> GIVEN INFORMATION:
========================================================================

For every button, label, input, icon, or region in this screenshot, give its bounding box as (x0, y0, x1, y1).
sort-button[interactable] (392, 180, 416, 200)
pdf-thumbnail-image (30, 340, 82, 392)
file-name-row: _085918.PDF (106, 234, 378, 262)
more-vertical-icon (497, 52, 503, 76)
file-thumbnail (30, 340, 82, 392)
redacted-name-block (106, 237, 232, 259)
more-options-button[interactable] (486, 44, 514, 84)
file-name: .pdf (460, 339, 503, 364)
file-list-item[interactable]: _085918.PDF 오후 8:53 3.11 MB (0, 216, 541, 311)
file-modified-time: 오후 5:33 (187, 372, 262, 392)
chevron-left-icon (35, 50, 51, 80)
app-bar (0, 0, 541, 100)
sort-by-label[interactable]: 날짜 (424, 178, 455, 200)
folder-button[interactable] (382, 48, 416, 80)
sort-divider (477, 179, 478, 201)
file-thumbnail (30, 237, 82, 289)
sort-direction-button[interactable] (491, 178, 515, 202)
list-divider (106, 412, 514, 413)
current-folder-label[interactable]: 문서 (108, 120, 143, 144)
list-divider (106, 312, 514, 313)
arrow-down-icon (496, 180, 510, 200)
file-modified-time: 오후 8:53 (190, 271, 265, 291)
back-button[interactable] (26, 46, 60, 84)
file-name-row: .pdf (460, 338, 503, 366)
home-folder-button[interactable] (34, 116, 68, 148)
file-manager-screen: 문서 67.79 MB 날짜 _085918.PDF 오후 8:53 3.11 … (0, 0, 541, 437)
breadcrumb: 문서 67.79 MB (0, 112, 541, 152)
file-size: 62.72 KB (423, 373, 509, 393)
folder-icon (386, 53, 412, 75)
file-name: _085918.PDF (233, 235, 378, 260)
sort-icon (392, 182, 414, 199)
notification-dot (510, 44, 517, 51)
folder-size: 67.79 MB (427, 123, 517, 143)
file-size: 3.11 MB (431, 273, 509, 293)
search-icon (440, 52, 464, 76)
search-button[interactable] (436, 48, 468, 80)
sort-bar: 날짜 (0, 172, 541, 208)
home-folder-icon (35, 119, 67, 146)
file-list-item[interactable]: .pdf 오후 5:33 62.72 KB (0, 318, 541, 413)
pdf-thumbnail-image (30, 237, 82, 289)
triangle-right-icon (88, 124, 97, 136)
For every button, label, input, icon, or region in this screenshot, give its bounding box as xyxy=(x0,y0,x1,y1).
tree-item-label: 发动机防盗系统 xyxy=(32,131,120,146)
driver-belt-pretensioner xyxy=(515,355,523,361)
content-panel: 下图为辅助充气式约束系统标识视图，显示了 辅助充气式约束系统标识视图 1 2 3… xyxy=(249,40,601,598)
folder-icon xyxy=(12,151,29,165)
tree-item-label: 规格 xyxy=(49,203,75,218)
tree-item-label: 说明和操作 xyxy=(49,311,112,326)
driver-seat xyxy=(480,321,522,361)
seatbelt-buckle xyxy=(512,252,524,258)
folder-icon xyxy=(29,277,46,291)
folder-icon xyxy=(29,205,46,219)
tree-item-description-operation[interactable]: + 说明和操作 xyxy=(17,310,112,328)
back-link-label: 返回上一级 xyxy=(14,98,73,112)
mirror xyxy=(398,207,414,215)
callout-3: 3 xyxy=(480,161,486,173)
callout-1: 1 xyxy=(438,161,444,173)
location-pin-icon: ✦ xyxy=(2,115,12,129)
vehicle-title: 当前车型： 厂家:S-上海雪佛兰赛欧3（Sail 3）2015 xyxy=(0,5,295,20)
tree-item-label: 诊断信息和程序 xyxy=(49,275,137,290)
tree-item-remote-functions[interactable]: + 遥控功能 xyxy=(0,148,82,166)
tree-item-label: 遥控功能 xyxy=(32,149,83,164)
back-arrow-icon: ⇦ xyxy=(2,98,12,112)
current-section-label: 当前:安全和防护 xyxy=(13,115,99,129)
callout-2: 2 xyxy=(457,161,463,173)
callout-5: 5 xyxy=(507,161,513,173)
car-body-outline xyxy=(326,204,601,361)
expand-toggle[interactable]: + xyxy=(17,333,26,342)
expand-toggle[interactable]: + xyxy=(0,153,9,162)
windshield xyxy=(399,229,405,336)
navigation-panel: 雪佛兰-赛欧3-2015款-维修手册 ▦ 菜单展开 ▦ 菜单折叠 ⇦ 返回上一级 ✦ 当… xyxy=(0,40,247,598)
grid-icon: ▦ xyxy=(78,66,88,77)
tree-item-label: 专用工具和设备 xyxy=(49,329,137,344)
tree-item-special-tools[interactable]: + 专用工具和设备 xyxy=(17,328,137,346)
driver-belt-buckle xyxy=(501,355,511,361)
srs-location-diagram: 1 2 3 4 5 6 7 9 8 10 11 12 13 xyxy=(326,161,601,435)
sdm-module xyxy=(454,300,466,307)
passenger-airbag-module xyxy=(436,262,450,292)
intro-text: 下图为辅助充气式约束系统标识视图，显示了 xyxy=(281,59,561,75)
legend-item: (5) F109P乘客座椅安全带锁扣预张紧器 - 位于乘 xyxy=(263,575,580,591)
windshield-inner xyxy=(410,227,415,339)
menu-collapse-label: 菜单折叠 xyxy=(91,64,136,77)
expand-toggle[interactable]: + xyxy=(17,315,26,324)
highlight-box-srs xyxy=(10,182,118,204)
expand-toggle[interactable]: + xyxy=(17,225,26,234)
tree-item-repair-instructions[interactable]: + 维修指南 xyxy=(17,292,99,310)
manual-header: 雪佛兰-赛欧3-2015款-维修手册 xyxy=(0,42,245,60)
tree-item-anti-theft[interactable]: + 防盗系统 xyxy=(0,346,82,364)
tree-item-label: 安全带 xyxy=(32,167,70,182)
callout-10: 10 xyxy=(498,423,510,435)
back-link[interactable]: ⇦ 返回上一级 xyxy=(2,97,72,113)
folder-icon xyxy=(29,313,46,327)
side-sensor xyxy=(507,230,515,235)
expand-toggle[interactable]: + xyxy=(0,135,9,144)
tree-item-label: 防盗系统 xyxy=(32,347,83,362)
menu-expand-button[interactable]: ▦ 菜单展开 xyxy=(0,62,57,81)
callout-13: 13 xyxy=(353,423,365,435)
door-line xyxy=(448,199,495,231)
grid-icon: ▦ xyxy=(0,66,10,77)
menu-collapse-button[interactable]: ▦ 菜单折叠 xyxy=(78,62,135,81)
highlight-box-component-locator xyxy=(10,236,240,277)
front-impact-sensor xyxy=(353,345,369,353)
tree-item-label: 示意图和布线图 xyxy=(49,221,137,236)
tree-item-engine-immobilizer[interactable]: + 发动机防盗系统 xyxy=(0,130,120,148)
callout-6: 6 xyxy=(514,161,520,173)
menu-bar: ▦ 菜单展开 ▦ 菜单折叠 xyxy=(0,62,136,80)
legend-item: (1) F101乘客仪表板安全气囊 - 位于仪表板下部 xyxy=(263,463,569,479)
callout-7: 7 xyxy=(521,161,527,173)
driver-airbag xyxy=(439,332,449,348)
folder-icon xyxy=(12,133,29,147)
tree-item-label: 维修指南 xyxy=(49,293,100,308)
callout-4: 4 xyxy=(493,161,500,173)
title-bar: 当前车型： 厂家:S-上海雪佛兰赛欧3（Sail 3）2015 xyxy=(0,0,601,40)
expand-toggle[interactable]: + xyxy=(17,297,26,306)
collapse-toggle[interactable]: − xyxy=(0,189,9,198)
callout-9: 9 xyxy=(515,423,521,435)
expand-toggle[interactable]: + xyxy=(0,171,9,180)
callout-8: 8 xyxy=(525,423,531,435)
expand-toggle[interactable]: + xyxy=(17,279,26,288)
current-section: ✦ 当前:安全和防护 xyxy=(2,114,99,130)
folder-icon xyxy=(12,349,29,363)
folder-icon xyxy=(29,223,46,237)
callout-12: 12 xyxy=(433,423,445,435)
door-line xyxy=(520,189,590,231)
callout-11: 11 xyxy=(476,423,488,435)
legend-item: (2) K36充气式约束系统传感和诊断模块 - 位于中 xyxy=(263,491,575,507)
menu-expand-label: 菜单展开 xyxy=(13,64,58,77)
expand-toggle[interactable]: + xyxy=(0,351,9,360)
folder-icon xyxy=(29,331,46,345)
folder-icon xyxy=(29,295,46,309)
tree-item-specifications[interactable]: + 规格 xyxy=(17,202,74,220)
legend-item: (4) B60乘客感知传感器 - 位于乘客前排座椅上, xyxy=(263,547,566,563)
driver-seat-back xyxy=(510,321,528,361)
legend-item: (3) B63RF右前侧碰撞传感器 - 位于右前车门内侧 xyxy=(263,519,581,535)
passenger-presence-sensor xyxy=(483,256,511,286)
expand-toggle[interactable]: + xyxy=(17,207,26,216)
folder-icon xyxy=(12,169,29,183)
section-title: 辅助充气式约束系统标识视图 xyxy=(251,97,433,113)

========================================================================

> REQUIREMENTS: Copy each line word for word, beginning with the first line of the records and stopping after the line that contains "chevron-left-icon (35, 50, 51, 80)", with both of those lines included.

> ANSWER FOR THIS EXERCISE:
For every button, label, input, icon, or region in this screenshot, give its bounding box as (x0, y0, x1, y1).
sort-button[interactable] (392, 180, 416, 200)
pdf-thumbnail-image (30, 340, 82, 392)
file-name-row: _085918.PDF (106, 234, 378, 262)
more-vertical-icon (497, 52, 503, 76)
file-thumbnail (30, 340, 82, 392)
redacted-name-block (106, 237, 232, 259)
more-options-button[interactable] (486, 44, 514, 84)
file-name: .pdf (460, 339, 503, 364)
file-list-item[interactable]: _085918.PDF 오후 8:53 3.11 MB (0, 216, 541, 311)
file-modified-time: 오후 5:33 (187, 372, 262, 392)
chevron-left-icon (35, 50, 51, 80)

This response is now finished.